--- BEGIN Stored rows ---
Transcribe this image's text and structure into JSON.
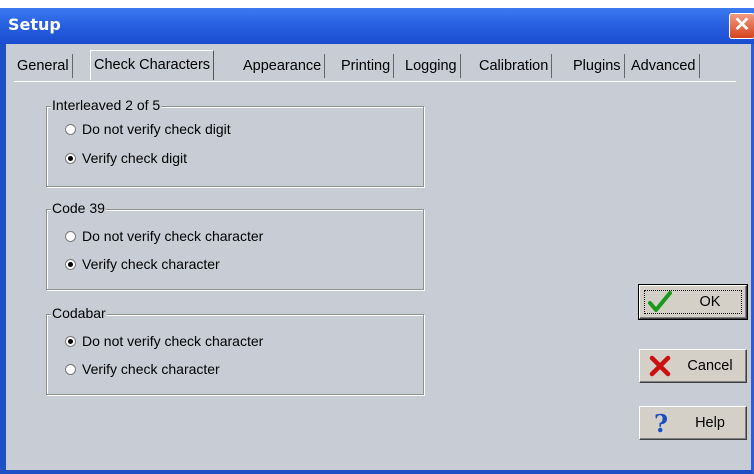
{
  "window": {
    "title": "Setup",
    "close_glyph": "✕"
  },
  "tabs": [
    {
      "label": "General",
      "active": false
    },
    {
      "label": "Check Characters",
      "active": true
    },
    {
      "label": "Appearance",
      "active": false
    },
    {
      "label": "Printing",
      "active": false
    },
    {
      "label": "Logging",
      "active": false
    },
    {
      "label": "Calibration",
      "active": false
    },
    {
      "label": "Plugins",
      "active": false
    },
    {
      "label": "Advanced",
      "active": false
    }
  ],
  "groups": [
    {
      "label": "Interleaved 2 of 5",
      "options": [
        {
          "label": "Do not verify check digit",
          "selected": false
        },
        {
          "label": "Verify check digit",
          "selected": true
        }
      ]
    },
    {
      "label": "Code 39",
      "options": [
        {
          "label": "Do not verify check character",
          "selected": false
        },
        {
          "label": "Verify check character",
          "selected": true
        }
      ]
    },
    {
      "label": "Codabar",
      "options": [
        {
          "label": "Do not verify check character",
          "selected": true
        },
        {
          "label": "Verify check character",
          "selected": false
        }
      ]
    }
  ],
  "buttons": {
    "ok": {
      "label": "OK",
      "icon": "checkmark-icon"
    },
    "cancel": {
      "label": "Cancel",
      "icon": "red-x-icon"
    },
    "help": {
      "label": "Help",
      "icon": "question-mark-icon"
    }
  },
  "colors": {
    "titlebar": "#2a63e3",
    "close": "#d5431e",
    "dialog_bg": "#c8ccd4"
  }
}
--- END Stored rows ---
Short task
Find all lines with "icon" in them and copy each one.

Expected output
      "icon": "checkmark-icon"
      "icon": "red-x-icon"
      "icon": "question-mark-icon"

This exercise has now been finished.